Data records
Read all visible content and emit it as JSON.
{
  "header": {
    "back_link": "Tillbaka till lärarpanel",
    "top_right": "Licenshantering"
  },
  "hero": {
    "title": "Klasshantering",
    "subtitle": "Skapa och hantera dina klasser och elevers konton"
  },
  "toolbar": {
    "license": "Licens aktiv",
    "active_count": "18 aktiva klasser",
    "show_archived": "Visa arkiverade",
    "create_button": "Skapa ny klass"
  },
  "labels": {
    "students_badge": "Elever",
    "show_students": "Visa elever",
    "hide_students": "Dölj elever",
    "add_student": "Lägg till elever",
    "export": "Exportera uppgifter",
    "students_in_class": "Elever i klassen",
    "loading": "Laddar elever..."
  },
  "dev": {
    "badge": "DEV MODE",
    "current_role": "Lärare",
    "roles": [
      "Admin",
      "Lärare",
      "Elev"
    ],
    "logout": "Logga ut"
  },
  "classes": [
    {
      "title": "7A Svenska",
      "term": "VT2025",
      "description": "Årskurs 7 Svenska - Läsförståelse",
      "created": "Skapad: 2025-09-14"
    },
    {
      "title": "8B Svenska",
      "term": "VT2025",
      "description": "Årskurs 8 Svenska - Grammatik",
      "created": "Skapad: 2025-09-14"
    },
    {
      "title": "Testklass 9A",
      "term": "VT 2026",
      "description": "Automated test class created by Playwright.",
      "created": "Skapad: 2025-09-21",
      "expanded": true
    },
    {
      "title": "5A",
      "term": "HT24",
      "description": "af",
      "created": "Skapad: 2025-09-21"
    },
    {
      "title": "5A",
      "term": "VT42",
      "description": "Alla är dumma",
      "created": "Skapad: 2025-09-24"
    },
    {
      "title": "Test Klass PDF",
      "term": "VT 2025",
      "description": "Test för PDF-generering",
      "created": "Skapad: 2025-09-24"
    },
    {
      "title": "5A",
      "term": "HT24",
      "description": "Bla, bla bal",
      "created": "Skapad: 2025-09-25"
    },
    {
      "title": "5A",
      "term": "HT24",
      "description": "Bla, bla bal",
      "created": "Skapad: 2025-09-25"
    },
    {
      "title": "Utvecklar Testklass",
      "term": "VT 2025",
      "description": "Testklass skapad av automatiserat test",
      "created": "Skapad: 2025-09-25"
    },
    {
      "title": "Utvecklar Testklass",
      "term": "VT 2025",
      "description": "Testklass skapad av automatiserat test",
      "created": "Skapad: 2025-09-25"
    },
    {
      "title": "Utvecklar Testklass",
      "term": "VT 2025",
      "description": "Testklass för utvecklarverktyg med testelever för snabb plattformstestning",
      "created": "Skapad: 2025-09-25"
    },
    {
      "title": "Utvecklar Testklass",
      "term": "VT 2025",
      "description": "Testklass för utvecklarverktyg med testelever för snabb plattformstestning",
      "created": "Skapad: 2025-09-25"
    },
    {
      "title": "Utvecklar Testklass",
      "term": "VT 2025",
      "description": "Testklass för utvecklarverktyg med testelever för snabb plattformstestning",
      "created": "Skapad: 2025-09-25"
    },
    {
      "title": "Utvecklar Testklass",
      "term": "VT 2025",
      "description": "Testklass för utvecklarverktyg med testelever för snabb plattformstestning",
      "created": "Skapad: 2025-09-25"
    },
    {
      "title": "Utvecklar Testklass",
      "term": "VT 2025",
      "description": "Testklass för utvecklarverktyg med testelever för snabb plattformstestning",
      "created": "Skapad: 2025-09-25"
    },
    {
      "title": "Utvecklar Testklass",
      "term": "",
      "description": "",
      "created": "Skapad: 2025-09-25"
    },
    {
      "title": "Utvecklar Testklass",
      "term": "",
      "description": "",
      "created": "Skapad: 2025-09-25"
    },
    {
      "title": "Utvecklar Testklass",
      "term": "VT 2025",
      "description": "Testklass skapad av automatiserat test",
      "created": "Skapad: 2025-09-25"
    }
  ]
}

PROBLEM TO WORK ON: Repeat the records above exactly, leaving none out.

SOLUTION:
Read all visible content and emit it as JSON.
{
  "header": {
    "back_link": "Tillbaka till lärarpanel",
    "top_right": "Licenshantering"
  },
  "hero": {
    "title": "Klasshantering",
    "subtitle": "Skapa och hantera dina klasser och elevers konton"
  },
  "toolbar": {
    "license": "Licens aktiv",
    "active_count": "18 aktiva klasser",
    "show_archived": "Visa arkiverade",
    "create_button": "Skapa ny klass"
  },
  "labels": {
    "students_badge": "Elever",
    "show_students": "Visa elever",
    "hide_students": "Dölj elever",
    "add_student": "Lägg till elever",
    "export": "Exportera uppgifter",
    "students_in_class": "Elever i klassen",
    "loading": "Laddar elever..."
  },
  "dev": {
    "badge": "DEV MODE",
    "current_role": "Lärare",
    "roles": [
      "Admin",
      "Lärare",
      "Elev"
    ],
    "logout": "Logga ut"
  },
  "classes": [
    {
      "title": "7A Svenska",
      "term": "VT2025",
      "description": "Årskurs 7 Svenska - Läsförståelse",
      "created": "Skapad: 2025-09-14"
    },
    {
      "title": "8B Svenska",
      "term": "VT2025",
      "description": "Årskurs 8 Svenska - Grammatik",
      "created": "Skapad: 2025-09-14"
    },
    {
      "title": "Testklass 9A",
      "term": "VT 2026",
      "description": "Automated test class created by Playwright.",
      "created": "Skapad: 2025-09-21",
      "expanded": true
    },
    {
      "title": "5A",
      "term": "HT24",
      "description": "af",
      "created": "Skapad: 2025-09-21"
    },
    {
      "title": "5A",
      "term": "VT42",
      "description": "Alla är dumma",
      "created": "Skapad: 2025-09-24"
    },
    {
      "title": "Test Klass PDF",
      "term": "VT 2025",
      "description": "Test för PDF-generering",
      "created": "Skapad: 2025-09-24"
    },
    {
      "title": "5A",
      "term": "HT24",
      "description": "Bla, bla bal",
      "created": "Skapad: 2025-09-25"
    },
    {
      "title": "5A",
      "term": "HT24",
      "description": "Bla, bla bal",
      "created": "Skapad: 2025-09-25"
    },
    {
      "title": "Utvecklar Testklass",
      "term": "VT 2025",
      "description": "Testklass skapad av automatiserat test",
      "created": "Skapad: 2025-09-25"
    },
    {
      "title": "Utvecklar Testklass",
      "term": "VT 2025",
      "description": "Testklass skapad av automatiserat test",
      "created": "Skapad: 2025-09-25"
    },
    {
      "title": "Utvecklar Testklass",
      "term": "VT 2025",
      "description": "Testklass för utvecklarverktyg med testelever för snabb plattformstestning",
      "created": "Skapad: 2025-09-25"
    },
    {
      "title": "Utvecklar Testklass",
      "term": "VT 2025",
      "description": "Testklass för utvecklarverktyg med testelever för snabb plattformstestning",
      "created": "Skapad: 2025-09-25"
    },
    {
      "title": "Utvecklar Testklass",
      "term": "VT 2025",
      "description": "Testklass för utvecklarverktyg med testelever för snabb plattformstestning",
      "created": "Skapad: 2025-09-25"
    },
    {
      "title": "Utvecklar Testklass",
      "term": "VT 2025",
      "description": "Testklass för utvecklarverktyg med testelever för snabb plattformstestning",
      "created": "Skapad: 2025-09-25"
    },
    {
      "title": "Utvecklar Testklass",
      "term": "VT 2025",
      "description": "Testklass för utvecklarverktyg med testelever för snabb plattformstestning",
      "created": "Skapad: 2025-09-25"
    },
    {
      "title": "Utvecklar Testklass",
      "term": "",
      "description": "",
      "created": "Skapad: 2025-09-25"
    },
    {
      "title": "Utvecklar Testklass",
      "term": "",
      "description": "",
      "created": "Skapad: 2025-09-25"
    },
    {
      "title": "Utvecklar Testklass",
      "term": "VT 2025",
      "description": "Testklass skapad av automatiserat test",
      "created": "Skapad: 2025-09-25"
    }
  ]
}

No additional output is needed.